Raw records:
---

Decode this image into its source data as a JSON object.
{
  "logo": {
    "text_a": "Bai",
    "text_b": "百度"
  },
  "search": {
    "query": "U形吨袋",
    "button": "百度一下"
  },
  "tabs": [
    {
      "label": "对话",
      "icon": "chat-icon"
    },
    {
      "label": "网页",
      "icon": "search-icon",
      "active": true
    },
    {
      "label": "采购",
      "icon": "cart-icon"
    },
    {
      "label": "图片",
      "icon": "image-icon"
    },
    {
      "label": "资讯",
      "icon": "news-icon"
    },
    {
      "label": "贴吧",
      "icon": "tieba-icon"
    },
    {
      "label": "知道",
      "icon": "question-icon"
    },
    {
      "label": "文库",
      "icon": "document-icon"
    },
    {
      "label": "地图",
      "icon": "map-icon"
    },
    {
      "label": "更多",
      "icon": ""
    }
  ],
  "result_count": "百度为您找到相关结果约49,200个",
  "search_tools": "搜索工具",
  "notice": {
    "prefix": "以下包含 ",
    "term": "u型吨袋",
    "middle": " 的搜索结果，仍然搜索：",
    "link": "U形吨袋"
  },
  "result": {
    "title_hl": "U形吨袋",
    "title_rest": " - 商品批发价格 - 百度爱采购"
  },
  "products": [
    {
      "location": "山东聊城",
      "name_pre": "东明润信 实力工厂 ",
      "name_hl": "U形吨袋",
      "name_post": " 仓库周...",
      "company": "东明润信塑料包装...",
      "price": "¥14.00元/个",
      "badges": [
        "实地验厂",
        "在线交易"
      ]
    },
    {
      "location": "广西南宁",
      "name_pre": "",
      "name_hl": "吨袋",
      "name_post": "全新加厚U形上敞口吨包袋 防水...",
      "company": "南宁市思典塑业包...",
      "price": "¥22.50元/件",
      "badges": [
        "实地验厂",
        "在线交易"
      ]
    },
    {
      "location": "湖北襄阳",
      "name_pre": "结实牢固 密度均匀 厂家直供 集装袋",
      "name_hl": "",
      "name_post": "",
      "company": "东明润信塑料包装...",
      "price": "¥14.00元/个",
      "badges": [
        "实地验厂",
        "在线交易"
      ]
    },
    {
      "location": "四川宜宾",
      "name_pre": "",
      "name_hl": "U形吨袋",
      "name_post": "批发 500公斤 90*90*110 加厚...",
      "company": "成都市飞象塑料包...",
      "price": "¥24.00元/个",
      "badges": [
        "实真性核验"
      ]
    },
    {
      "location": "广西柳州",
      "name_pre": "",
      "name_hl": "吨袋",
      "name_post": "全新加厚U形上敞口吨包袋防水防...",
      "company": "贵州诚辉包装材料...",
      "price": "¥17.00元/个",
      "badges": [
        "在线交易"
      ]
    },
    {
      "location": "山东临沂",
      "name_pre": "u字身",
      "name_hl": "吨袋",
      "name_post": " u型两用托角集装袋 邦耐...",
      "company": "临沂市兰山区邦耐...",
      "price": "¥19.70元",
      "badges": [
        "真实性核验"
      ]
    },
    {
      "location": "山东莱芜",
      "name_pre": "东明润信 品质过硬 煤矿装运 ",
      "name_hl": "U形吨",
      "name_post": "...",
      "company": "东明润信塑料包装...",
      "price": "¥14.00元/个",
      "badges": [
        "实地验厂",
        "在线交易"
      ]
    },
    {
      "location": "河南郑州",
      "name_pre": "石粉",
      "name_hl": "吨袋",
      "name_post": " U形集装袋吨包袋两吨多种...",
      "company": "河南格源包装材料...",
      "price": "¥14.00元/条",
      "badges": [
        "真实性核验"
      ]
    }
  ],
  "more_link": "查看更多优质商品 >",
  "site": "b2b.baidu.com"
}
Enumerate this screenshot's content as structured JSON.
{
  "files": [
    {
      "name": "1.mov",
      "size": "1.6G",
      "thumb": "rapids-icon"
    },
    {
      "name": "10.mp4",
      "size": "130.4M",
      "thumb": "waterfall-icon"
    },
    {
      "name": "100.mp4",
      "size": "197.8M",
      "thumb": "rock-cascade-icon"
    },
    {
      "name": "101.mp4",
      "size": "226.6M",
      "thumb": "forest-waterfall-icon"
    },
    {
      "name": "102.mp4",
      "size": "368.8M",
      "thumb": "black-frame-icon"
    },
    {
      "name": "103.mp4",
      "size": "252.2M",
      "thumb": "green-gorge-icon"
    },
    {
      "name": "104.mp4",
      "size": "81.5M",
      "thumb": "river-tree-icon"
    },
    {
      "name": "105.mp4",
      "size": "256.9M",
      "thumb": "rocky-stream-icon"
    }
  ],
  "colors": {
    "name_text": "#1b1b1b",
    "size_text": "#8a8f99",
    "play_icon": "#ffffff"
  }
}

---

* [What the task requires] Reproduce every record above exactly as it appears.

* [Answer to this task]
Decode this image into its source data as a JSON object.
{
  "logo": {
    "text_a": "Bai",
    "text_b": "百度"
  },
  "search": {
    "query": "U形吨袋",
    "button": "百度一下"
  },
  "tabs": [
    {
      "label": "对话",
      "icon": "chat-icon"
    },
    {
      "label": "网页",
      "icon": "search-icon",
      "active": true
    },
    {
      "label": "采购",
      "icon": "cart-icon"
    },
    {
      "label": "图片",
      "icon": "image-icon"
    },
    {
      "label": "资讯",
      "icon": "news-icon"
    },
    {
      "label": "贴吧",
      "icon": "tieba-icon"
    },
    {
      "label": "知道",
      "icon": "question-icon"
    },
    {
      "label": "文库",
      "icon": "document-icon"
    },
    {
      "label": "地图",
      "icon": "map-icon"
    },
    {
      "label": "更多",
      "icon": ""
    }
  ],
  "result_count": "百度为您找到相关结果约49,200个",
  "search_tools": "搜索工具",
  "notice": {
    "prefix": "以下包含 ",
    "term": "u型吨袋",
    "middle": " 的搜索结果，仍然搜索：",
    "link": "U形吨袋"
  },
  "result": {
    "title_hl": "U形吨袋",
    "title_rest": " - 商品批发价格 - 百度爱采购"
  },
  "products": [
    {
      "location": "山东聊城",
      "name_pre": "东明润信 实力工厂 ",
      "name_hl": "U形吨袋",
      "name_post": " 仓库周...",
      "company": "东明润信塑料包装...",
      "price": "¥14.00元/个",
      "badges": [
        "实地验厂",
        "在线交易"
      ]
    },
    {
      "location": "广西南宁",
      "name_pre": "",
      "name_hl": "吨袋",
      "name_post": "全新加厚U形上敞口吨包袋 防水...",
      "company": "南宁市思典塑业包...",
      "price": "¥22.50元/件",
      "badges": [
        "实地验厂",
        "在线交易"
      ]
    },
    {
      "location": "湖北襄阳",
      "name_pre": "结实牢固 密度均匀 厂家直供 集装袋",
      "name_hl": "",
      "name_post": "",
      "company": "东明润信塑料包装...",
      "price": "¥14.00元/个",
      "badges": [
        "实地验厂",
        "在线交易"
      ]
    },
    {
      "location": "四川宜宾",
      "name_pre": "",
      "name_hl": "U形吨袋",
      "name_post": "批发 500公斤 90*90*110 加厚...",
      "company": "成都市飞象塑料包...",
      "price": "¥24.00元/个",
      "badges": [
        "实真性核验"
      ]
    },
    {
      "location": "广西柳州",
      "name_pre": "",
      "name_hl": "吨袋",
      "name_post": "全新加厚U形上敞口吨包袋防水防...",
      "company": "贵州诚辉包装材料...",
      "price": "¥17.00元/个",
      "badges": [
        "在线交易"
      ]
    },
    {
      "location": "山东临沂",
      "name_pre": "u字身",
      "name_hl": "吨袋",
      "name_post": " u型两用托角集装袋 邦耐...",
      "company": "临沂市兰山区邦耐...",
      "price": "¥19.70元",
      "badges": [
        "真实性核验"
      ]
    },
    {
      "location": "山东莱芜",
      "name_pre": "东明润信 品质过硬 煤矿装运 ",
      "name_hl": "U形吨",
      "name_post": "...",
      "company": "东明润信塑料包装...",
      "price": "¥14.00元/个",
      "badges": [
        "实地验厂",
        "在线交易"
      ]
    },
    {
      "location": "河南郑州",
      "name_pre": "石粉",
      "name_hl": "吨袋",
      "name_post": " U形集装袋吨包袋两吨多种...",
      "company": "河南格源包装材料...",
      "price": "¥14.00元/条",
      "badges": [
        "真实性核验"
      ]
    }
  ],
  "more_link": "查看更多优质商品 >",
  "site": "b2b.baidu.com"
}
Enumerate this screenshot's content as structured JSON.
{
  "files": [
    {
      "name": "1.mov",
      "size": "1.6G",
      "thumb": "rapids-icon"
    },
    {
      "name": "10.mp4",
      "size": "130.4M",
      "thumb": "waterfall-icon"
    },
    {
      "name": "100.mp4",
      "size": "197.8M",
      "thumb": "rock-cascade-icon"
    },
    {
      "name": "101.mp4",
      "size": "226.6M",
      "thumb": "forest-waterfall-icon"
    },
    {
      "name": "102.mp4",
      "size": "368.8M",
      "thumb": "black-frame-icon"
    },
    {
      "name": "103.mp4",
      "size": "252.2M",
      "thumb": "green-gorge-icon"
    },
    {
      "name": "104.mp4",
      "size": "81.5M",
      "thumb": "river-tree-icon"
    },
    {
      "name": "105.mp4",
      "size": "256.9M",
      "thumb": "rocky-stream-icon"
    }
  ],
  "colors": {
    "name_text": "#1b1b1b",
    "size_text": "#8a8f99",
    "play_icon": "#ffffff"
  }
}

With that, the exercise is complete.